REQUIRED WORK: Copy out every line that contains "ご本人の同意がある場合又は法令に基づく場合を除き".

INPUT RECORDS:
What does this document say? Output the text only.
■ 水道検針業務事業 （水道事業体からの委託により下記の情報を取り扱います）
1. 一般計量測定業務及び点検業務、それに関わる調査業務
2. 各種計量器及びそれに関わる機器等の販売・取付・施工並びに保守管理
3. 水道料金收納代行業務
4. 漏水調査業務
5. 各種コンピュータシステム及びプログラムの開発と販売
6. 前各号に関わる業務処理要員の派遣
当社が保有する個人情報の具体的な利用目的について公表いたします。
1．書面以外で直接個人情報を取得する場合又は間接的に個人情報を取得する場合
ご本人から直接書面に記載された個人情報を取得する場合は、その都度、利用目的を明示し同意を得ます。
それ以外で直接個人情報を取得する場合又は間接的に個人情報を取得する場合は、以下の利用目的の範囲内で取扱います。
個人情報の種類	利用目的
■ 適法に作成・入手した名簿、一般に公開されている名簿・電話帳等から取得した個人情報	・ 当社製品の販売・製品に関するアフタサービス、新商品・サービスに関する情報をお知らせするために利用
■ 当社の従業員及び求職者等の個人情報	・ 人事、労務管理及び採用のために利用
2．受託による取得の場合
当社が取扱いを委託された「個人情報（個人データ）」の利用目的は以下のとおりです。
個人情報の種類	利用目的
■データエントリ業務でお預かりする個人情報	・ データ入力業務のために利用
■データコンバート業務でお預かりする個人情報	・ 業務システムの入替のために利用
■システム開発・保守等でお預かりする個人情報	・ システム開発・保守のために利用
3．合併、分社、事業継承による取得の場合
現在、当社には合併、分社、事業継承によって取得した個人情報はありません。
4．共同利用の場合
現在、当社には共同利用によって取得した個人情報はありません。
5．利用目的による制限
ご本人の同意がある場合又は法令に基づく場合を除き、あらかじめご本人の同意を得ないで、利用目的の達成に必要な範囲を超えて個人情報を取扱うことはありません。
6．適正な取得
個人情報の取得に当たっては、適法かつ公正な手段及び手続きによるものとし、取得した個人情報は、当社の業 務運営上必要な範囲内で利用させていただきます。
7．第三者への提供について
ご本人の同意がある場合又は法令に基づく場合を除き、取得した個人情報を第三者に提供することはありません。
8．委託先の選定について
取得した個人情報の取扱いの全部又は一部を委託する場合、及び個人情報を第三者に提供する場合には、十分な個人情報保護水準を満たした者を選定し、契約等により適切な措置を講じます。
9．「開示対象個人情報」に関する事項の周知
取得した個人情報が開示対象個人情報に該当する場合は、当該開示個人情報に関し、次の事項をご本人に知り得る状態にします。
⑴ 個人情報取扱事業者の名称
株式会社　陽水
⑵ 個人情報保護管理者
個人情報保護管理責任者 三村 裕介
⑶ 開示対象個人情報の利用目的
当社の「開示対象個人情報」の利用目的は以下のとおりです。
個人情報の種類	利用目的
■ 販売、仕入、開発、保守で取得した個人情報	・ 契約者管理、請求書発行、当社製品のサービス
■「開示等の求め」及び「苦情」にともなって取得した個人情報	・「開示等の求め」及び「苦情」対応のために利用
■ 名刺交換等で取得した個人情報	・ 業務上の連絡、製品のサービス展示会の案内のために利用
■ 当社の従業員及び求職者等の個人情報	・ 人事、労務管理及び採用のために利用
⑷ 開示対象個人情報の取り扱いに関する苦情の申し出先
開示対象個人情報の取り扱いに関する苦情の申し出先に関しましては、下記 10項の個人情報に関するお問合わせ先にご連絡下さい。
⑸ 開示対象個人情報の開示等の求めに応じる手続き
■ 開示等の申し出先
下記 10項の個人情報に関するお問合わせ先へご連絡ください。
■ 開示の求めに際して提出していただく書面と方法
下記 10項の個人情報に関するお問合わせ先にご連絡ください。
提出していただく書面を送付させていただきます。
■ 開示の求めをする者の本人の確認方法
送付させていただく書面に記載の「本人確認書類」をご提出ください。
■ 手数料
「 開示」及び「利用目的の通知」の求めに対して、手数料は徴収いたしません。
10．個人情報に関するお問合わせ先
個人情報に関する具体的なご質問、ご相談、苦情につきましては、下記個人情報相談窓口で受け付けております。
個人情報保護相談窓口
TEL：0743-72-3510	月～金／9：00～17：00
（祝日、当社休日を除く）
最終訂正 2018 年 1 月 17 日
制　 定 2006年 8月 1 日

SOLUTION:
ご本人の同意がある場合又は法令に基づく場合を除き、あらかじめご本人の同意を得ないで、利用目的の達成に必要な範囲を超えて個人情報を取扱うことはありません。
ご本人の同意がある場合又は法令に基づく場合を除き、取得した個人情報を第三者に提供することはありません。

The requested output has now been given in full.